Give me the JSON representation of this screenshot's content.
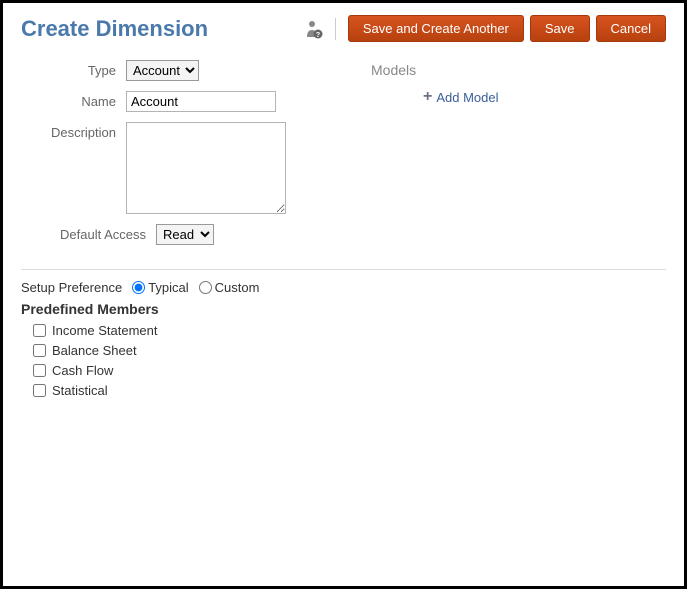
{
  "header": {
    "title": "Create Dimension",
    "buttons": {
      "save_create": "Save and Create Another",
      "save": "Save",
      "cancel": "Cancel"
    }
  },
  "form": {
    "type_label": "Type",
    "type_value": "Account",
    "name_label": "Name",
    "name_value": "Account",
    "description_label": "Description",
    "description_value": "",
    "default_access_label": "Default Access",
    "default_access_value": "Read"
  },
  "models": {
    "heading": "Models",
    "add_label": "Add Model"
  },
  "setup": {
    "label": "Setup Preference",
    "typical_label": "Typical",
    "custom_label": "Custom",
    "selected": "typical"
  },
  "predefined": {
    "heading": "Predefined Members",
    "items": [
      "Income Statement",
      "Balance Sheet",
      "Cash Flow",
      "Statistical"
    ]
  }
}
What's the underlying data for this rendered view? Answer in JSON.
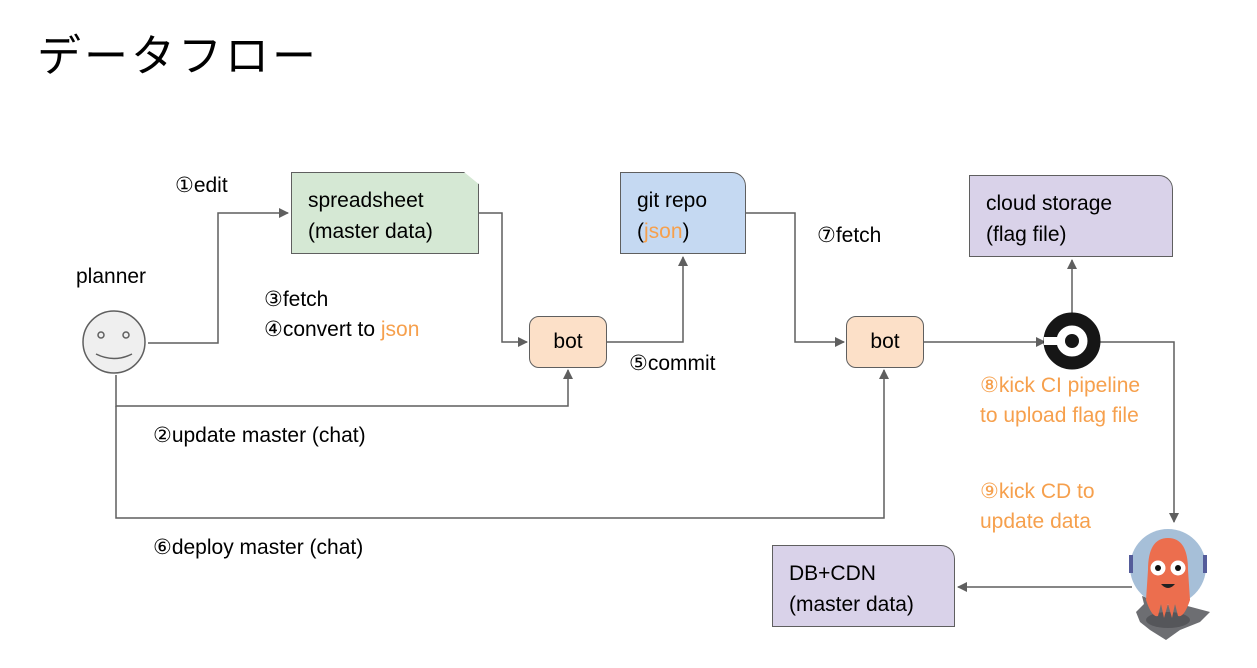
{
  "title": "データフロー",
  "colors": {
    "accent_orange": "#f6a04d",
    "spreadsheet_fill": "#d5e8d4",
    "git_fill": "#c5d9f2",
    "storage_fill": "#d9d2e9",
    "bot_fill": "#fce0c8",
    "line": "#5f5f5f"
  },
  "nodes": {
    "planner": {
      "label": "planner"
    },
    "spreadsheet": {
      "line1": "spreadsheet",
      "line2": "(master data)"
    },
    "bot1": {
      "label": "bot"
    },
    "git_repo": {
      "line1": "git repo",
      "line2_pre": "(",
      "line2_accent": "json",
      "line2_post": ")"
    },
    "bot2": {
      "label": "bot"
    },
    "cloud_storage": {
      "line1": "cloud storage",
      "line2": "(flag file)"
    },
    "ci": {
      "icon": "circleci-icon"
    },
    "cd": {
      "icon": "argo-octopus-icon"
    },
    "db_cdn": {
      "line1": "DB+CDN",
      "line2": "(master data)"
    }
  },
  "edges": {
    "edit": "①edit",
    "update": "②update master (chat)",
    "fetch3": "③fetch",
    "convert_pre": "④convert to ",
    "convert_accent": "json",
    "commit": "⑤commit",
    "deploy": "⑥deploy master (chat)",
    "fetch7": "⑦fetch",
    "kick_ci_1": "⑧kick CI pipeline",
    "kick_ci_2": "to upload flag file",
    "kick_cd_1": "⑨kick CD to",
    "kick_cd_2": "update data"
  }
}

_ _ _ _ _ _ _

_TASK INSTRUCTIONS_: Transcribe the records verbatim and omit the images.

_THE COMPLETED TASK_:
Give me the JSON representation of this screenshot's content.
{
  "header": {
    "title": "Create Dimension",
    "buttons": {
      "save_create": "Save and Create Another",
      "save": "Save",
      "cancel": "Cancel"
    }
  },
  "form": {
    "type_label": "Type",
    "type_value": "Account",
    "name_label": "Name",
    "name_value": "Account",
    "description_label": "Description",
    "description_value": "",
    "default_access_label": "Default Access",
    "default_access_value": "Read"
  },
  "models": {
    "heading": "Models",
    "add_label": "Add Model"
  },
  "setup": {
    "label": "Setup Preference",
    "typical_label": "Typical",
    "custom_label": "Custom",
    "selected": "typical"
  },
  "predefined": {
    "heading": "Predefined Members",
    "items": [
      "Income Statement",
      "Balance Sheet",
      "Cash Flow",
      "Statistical"
    ]
  }
}
What's the underlying data for this rendered view? Answer in JSON.
{
  "title": "データフロー",
  "colors": {
    "accent_orange": "#f6a04d",
    "spreadsheet_fill": "#d5e8d4",
    "git_fill": "#c5d9f2",
    "storage_fill": "#d9d2e9",
    "bot_fill": "#fce0c8",
    "line": "#5f5f5f"
  },
  "nodes": {
    "planner": {
      "label": "planner"
    },
    "spreadsheet": {
      "line1": "spreadsheet",
      "line2": "(master data)"
    },
    "bot1": {
      "label": "bot"
    },
    "git_repo": {
      "line1": "git repo",
      "line2_pre": "(",
      "line2_accent": "json",
      "line2_post": ")"
    },
    "bot2": {
      "label": "bot"
    },
    "cloud_storage": {
      "line1": "cloud storage",
      "line2": "(flag file)"
    },
    "ci": {
      "icon": "circleci-icon"
    },
    "cd": {
      "icon": "argo-octopus-icon"
    },
    "db_cdn": {
      "line1": "DB+CDN",
      "line2": "(master data)"
    }
  },
  "edges": {
    "edit": "①edit",
    "update": "②update master (chat)",
    "fetch3": "③fetch",
    "convert_pre": "④convert to ",
    "convert_accent": "json",
    "commit": "⑤commit",
    "deploy": "⑥deploy master (chat)",
    "fetch7": "⑦fetch",
    "kick_ci_1": "⑧kick CI pipeline",
    "kick_ci_2": "to upload flag file",
    "kick_cd_1": "⑨kick CD to",
    "kick_cd_2": "update data"
  }
}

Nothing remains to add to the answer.